____ Data
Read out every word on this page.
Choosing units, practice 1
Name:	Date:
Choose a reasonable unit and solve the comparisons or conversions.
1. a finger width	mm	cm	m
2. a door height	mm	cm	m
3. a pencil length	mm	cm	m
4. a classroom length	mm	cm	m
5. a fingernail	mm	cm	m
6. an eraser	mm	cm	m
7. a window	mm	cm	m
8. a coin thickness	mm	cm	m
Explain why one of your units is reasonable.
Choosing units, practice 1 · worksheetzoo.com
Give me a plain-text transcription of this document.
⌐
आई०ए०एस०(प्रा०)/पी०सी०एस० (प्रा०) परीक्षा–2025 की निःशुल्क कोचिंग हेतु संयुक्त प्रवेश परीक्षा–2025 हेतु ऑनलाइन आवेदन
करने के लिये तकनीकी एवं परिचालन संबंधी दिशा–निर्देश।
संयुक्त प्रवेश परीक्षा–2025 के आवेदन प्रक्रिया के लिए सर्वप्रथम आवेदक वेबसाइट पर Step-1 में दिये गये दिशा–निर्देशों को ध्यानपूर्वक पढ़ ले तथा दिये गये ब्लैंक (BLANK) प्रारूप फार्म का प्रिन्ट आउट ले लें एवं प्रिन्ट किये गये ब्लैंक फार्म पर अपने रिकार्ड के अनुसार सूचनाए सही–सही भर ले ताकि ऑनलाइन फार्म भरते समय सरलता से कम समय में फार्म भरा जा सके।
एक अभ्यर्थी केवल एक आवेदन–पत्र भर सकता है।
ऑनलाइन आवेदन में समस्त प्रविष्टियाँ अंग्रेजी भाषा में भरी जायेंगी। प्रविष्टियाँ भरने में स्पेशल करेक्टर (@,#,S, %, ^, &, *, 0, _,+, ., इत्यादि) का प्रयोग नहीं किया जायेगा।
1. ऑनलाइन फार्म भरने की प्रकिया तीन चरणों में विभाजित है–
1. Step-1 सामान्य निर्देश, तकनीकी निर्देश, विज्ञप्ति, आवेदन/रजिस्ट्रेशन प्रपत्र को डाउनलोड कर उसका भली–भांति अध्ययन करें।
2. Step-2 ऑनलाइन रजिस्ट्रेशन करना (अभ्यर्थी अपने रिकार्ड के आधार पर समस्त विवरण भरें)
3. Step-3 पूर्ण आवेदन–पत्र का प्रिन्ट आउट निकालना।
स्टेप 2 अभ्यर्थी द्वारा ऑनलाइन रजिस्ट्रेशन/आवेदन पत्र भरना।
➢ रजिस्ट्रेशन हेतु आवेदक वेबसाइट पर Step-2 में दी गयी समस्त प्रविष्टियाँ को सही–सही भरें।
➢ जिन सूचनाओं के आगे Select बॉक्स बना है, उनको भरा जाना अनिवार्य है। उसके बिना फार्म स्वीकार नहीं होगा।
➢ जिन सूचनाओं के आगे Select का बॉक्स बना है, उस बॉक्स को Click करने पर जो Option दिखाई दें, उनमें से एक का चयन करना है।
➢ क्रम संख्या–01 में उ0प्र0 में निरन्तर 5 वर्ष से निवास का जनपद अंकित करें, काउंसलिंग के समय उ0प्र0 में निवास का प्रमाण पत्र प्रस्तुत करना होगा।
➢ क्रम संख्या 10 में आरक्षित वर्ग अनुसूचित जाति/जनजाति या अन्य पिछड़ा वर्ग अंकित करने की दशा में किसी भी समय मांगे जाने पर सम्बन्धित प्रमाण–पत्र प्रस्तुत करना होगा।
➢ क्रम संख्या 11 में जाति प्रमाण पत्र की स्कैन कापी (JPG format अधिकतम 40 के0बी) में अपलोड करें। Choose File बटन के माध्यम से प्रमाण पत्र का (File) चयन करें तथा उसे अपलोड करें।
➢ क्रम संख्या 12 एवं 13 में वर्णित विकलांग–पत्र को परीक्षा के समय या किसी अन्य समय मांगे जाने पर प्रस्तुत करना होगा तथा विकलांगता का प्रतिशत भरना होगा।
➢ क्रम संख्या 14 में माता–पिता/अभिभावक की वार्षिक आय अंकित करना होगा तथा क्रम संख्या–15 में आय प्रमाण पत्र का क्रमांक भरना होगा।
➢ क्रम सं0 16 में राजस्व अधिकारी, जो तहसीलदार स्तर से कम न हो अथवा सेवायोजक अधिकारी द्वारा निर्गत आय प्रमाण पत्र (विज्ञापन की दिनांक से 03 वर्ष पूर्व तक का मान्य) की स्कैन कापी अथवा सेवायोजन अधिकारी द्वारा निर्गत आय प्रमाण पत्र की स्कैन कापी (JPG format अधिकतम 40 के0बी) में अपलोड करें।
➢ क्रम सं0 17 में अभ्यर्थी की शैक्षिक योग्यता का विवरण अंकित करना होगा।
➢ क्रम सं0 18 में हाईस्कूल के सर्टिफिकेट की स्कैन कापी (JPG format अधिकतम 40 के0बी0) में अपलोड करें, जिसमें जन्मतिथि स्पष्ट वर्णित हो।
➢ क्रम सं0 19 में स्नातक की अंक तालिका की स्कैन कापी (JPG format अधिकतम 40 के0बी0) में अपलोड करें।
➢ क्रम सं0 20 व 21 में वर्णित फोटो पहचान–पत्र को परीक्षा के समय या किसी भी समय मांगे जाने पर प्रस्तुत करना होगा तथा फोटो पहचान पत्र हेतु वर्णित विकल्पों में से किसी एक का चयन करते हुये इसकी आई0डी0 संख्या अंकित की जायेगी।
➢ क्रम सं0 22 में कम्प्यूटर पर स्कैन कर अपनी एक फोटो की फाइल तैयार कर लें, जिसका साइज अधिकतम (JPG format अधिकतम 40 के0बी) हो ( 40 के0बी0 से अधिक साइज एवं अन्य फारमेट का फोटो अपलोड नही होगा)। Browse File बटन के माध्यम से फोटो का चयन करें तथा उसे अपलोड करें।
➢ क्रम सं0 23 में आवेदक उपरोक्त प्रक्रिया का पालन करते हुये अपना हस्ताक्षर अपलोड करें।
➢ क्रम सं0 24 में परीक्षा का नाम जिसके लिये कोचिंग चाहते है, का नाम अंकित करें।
________
- Instructions for the task -
The listing above must be transcribed exactly, line by line.

- Correct response -
Read out every word on this page.
Choosing units, practice 1
Name:	Date:
Choose a reasonable unit and solve the comparisons or conversions.
1. a finger width	mm	cm	m
2. a door height	mm	cm	m
3. a pencil length	mm	cm	m
4. a classroom length	mm	cm	m
5. a fingernail	mm	cm	m
6. an eraser	mm	cm	m
7. a window	mm	cm	m
8. a coin thickness	mm	cm	m
Explain why one of your units is reasonable.
Choosing units, practice 1 · worksheetzoo.com
Give me a plain-text transcription of this document.
⌐
आई०ए०एस०(प्रा०)/पी०सी०एस० (प्रा०) परीक्षा–2025 की निःशुल्क कोचिंग हेतु संयुक्त प्रवेश परीक्षा–2025 हेतु ऑनलाइन आवेदन
करने के लिये तकनीकी एवं परिचालन संबंधी दिशा–निर्देश।
संयुक्त प्रवेश परीक्षा–2025 के आवेदन प्रक्रिया के लिए सर्वप्रथम आवेदक वेबसाइट पर Step-1 में दिये गये दिशा–निर्देशों को ध्यानपूर्वक पढ़ ले तथा दिये गये ब्लैंक (BLANK) प्रारूप फार्म का प्रिन्ट आउट ले लें एवं प्रिन्ट किये गये ब्लैंक फार्म पर अपने रिकार्ड के अनुसार सूचनाए सही–सही भर ले ताकि ऑनलाइन फार्म भरते समय सरलता से कम समय में फार्म भरा जा सके।
एक अभ्यर्थी केवल एक आवेदन–पत्र भर सकता है।
ऑनलाइन आवेदन में समस्त प्रविष्टियाँ अंग्रेजी भाषा में भरी जायेंगी। प्रविष्टियाँ भरने में स्पेशल करेक्टर (@,#,S, %, ^, &, *, 0, _,+, ., इत्यादि) का प्रयोग नहीं किया जायेगा।
1. ऑनलाइन फार्म भरने की प्रकिया तीन चरणों में विभाजित है–
1. Step-1 सामान्य निर्देश, तकनीकी निर्देश, विज्ञप्ति, आवेदन/रजिस्ट्रेशन प्रपत्र को डाउनलोड कर उसका भली–भांति अध्ययन करें।
2. Step-2 ऑनलाइन रजिस्ट्रेशन करना (अभ्यर्थी अपने रिकार्ड के आधार पर समस्त विवरण भरें)
3. Step-3 पूर्ण आवेदन–पत्र का प्रिन्ट आउट निकालना।
स्टेप 2 अभ्यर्थी द्वारा ऑनलाइन रजिस्ट्रेशन/आवेदन पत्र भरना।
➢ रजिस्ट्रेशन हेतु आवेदक वेबसाइट पर Step-2 में दी गयी समस्त प्रविष्टियाँ को सही–सही भरें।
➢ जिन सूचनाओं के आगे Select बॉक्स बना है, उनको भरा जाना अनिवार्य है। उसके बिना फार्म स्वीकार नहीं होगा।
➢ जिन सूचनाओं के आगे Select का बॉक्स बना है, उस बॉक्स को Click करने पर जो Option दिखाई दें, उनमें से एक का चयन करना है।
➢ क्रम संख्या–01 में उ0प्र0 में निरन्तर 5 वर्ष से निवास का जनपद अंकित करें, काउंसलिंग के समय उ0प्र0 में निवास का प्रमाण पत्र प्रस्तुत करना होगा।
➢ क्रम संख्या 10 में आरक्षित वर्ग अनुसूचित जाति/जनजाति या अन्य पिछड़ा वर्ग अंकित करने की दशा में किसी भी समय मांगे जाने पर सम्बन्धित प्रमाण–पत्र प्रस्तुत करना होगा।
➢ क्रम संख्या 11 में जाति प्रमाण पत्र की स्कैन कापी (JPG format अधिकतम 40 के0बी) में अपलोड करें। Choose File बटन के माध्यम से प्रमाण पत्र का (File) चयन करें तथा उसे अपलोड करें।
➢ क्रम संख्या 12 एवं 13 में वर्णित विकलांग–पत्र को परीक्षा के समय या किसी अन्य समय मांगे जाने पर प्रस्तुत करना होगा तथा विकलांगता का प्रतिशत भरना होगा।
➢ क्रम संख्या 14 में माता–पिता/अभिभावक की वार्षिक आय अंकित करना होगा तथा क्रम संख्या–15 में आय प्रमाण पत्र का क्रमांक भरना होगा।
➢ क्रम सं0 16 में राजस्व अधिकारी, जो तहसीलदार स्तर से कम न हो अथवा सेवायोजक अधिकारी द्वारा निर्गत आय प्रमाण पत्र (विज्ञापन की दिनांक से 03 वर्ष पूर्व तक का मान्य) की स्कैन कापी अथवा सेवायोजन अधिकारी द्वारा निर्गत आय प्रमाण पत्र की स्कैन कापी (JPG format अधिकतम 40 के0बी) में अपलोड करें।
➢ क्रम सं0 17 में अभ्यर्थी की शैक्षिक योग्यता का विवरण अंकित करना होगा।
➢ क्रम सं0 18 में हाईस्कूल के सर्टिफिकेट की स्कैन कापी (JPG format अधिकतम 40 के0बी0) में अपलोड करें, जिसमें जन्मतिथि स्पष्ट वर्णित हो।
➢ क्रम सं0 19 में स्नातक की अंक तालिका की स्कैन कापी (JPG format अधिकतम 40 के0बी0) में अपलोड करें।
➢ क्रम सं0 20 व 21 में वर्णित फोटो पहचान–पत्र को परीक्षा के समय या किसी भी समय मांगे जाने पर प्रस्तुत करना होगा तथा फोटो पहचान पत्र हेतु वर्णित विकल्पों में से किसी एक का चयन करते हुये इसकी आई0डी0 संख्या अंकित की जायेगी।
➢ क्रम सं0 22 में कम्प्यूटर पर स्कैन कर अपनी एक फोटो की फाइल तैयार कर लें, जिसका साइज अधिकतम (JPG format अधिकतम 40 के0बी) हो ( 40 के0बी0 से अधिक साइज एवं अन्य फारमेट का फोटो अपलोड नही होगा)। Browse File बटन के माध्यम से फोटो का चयन करें तथा उसे अपलोड करें।
➢ क्रम सं0 23 में आवेदक उपरोक्त प्रक्रिया का पालन करते हुये अपना हस्ताक्षर अपलोड करें।
➢ क्रम सं0 24 में परीक्षा का नाम जिसके लिये कोचिंग चाहते है, का नाम अंकित करें।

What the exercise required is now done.